'''

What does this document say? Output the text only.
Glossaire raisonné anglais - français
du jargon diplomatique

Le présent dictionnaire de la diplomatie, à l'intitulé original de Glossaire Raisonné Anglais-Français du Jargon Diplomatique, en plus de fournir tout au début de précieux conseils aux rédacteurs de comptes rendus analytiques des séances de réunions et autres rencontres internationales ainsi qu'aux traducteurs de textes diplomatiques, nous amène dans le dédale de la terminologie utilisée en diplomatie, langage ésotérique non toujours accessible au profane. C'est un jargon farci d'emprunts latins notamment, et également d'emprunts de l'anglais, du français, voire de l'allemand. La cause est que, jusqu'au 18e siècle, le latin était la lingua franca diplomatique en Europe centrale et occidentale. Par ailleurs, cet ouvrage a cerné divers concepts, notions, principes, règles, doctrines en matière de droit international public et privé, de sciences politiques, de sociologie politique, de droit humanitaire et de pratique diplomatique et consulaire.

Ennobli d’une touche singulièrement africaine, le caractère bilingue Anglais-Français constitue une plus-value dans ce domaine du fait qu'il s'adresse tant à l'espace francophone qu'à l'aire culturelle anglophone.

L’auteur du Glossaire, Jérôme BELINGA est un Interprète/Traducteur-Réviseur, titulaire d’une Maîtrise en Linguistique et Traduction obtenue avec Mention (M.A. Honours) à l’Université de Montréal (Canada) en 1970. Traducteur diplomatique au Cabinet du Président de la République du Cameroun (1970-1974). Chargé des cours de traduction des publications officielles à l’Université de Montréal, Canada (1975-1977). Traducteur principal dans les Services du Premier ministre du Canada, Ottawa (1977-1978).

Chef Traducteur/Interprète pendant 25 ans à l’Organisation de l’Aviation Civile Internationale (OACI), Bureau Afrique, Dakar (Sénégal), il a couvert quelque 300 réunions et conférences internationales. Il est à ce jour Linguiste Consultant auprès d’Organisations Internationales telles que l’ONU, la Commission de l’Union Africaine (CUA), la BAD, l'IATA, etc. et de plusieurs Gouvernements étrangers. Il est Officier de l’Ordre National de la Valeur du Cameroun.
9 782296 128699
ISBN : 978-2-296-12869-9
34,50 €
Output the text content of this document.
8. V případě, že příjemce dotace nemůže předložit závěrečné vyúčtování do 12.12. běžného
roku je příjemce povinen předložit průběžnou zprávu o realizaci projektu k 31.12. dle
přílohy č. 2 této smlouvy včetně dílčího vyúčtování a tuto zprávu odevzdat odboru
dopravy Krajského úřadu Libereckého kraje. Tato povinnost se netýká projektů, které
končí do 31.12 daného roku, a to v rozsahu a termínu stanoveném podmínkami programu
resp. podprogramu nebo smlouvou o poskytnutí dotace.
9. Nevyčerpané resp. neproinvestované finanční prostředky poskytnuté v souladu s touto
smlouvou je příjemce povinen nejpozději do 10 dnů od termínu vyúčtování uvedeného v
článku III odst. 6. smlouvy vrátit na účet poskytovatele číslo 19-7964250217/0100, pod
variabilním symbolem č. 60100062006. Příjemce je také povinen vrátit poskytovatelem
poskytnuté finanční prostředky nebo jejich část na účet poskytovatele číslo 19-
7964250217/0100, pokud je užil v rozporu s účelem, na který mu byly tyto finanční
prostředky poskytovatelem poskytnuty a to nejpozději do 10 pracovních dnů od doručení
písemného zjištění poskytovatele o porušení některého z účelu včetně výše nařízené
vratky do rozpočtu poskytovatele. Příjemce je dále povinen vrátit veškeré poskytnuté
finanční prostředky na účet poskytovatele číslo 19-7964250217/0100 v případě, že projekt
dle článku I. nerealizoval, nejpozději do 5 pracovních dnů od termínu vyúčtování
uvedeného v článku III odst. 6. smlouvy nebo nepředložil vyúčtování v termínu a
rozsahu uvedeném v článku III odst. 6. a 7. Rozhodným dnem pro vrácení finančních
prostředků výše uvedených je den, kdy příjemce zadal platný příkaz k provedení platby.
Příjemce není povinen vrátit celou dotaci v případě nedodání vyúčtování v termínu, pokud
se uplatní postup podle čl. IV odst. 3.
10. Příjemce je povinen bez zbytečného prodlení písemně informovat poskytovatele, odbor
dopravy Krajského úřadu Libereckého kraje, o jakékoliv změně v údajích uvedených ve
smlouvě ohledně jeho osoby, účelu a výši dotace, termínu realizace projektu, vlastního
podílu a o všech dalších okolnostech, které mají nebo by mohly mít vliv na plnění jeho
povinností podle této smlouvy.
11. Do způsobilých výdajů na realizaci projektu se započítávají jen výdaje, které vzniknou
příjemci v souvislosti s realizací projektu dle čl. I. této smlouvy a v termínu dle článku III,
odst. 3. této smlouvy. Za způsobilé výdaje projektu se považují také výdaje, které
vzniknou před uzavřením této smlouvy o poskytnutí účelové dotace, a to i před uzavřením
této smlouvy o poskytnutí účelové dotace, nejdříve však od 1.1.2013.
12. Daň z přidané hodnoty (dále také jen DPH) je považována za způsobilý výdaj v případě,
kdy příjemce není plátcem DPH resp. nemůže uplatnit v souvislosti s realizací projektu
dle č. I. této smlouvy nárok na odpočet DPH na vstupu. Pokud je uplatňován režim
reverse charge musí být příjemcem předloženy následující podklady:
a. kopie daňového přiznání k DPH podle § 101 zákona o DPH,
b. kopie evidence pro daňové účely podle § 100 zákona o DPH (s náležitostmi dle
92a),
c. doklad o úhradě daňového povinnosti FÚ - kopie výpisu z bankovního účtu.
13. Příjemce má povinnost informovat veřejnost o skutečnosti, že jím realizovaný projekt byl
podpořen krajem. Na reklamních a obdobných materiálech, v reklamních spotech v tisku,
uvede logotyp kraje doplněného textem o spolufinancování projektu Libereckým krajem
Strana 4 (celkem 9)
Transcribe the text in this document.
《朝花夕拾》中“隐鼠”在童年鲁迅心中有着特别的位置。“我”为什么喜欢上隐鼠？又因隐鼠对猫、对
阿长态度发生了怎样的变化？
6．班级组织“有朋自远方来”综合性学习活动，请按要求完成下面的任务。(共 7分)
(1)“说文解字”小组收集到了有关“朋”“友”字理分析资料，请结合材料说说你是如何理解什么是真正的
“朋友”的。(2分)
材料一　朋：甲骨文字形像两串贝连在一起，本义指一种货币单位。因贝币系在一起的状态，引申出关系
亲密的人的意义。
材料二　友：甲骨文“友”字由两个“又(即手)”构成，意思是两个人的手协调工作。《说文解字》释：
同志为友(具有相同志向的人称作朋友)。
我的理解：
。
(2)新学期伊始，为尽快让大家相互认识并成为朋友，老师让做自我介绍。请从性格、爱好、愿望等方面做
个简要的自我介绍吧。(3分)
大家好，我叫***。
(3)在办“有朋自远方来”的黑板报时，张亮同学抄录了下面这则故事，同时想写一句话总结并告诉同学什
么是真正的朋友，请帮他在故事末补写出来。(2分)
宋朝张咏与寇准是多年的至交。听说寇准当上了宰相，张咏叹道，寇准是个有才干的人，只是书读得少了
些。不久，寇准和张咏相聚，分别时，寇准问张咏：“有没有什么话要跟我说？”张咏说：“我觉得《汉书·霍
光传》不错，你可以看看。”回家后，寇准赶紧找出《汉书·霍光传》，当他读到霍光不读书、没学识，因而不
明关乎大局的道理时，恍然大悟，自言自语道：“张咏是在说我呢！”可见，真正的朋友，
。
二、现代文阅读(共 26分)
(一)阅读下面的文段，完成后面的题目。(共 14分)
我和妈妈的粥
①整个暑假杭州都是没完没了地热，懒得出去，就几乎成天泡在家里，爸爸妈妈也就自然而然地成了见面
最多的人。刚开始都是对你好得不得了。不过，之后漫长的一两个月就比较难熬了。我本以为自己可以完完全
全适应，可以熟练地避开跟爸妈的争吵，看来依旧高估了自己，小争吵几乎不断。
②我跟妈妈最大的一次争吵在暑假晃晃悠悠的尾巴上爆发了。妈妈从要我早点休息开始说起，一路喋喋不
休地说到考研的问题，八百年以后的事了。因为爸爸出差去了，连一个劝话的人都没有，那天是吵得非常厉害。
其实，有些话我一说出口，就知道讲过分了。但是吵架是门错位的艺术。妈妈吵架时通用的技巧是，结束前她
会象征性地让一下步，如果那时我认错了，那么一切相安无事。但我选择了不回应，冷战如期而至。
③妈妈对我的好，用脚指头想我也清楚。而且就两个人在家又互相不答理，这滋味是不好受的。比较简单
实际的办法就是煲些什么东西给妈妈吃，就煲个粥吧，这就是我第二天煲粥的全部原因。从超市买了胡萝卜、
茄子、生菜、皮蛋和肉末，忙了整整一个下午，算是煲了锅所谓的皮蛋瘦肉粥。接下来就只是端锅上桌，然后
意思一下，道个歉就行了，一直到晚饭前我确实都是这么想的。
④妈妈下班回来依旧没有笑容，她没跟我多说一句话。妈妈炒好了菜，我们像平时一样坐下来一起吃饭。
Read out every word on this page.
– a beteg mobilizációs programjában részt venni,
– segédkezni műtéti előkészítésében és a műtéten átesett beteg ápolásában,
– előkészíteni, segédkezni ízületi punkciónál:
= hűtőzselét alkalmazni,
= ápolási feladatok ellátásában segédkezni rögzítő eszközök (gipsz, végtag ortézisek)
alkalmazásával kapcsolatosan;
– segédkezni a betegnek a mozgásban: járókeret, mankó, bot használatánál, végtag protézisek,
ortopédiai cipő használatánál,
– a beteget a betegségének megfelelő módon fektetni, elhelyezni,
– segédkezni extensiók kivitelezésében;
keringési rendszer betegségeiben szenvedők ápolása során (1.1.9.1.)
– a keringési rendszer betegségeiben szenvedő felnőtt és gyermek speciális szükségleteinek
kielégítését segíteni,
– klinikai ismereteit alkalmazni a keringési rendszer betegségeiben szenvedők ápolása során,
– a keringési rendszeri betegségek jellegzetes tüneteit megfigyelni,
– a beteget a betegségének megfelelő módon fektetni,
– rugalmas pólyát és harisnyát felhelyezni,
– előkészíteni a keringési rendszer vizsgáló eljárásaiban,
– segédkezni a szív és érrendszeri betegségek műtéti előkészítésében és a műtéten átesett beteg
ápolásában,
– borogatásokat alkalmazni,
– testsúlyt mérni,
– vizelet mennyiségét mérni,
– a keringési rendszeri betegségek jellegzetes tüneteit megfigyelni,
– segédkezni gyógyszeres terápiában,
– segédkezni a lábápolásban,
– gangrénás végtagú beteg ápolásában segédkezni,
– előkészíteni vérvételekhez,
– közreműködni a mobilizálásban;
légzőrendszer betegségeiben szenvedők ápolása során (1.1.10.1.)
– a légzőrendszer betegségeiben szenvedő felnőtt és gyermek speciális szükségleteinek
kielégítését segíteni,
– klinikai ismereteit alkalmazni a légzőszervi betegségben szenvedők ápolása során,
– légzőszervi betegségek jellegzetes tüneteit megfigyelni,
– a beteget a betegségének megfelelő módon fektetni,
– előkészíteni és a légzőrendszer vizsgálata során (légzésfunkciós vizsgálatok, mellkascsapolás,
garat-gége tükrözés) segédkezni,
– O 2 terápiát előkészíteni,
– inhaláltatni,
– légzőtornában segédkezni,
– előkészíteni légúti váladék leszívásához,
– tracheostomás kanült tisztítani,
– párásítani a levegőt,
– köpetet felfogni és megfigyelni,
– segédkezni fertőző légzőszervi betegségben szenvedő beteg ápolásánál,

'''

**Exercise directions:**
Determine how many lines of the listing hold the word "megfigyelni" and reply with that figure alone.

**Solution below:**
4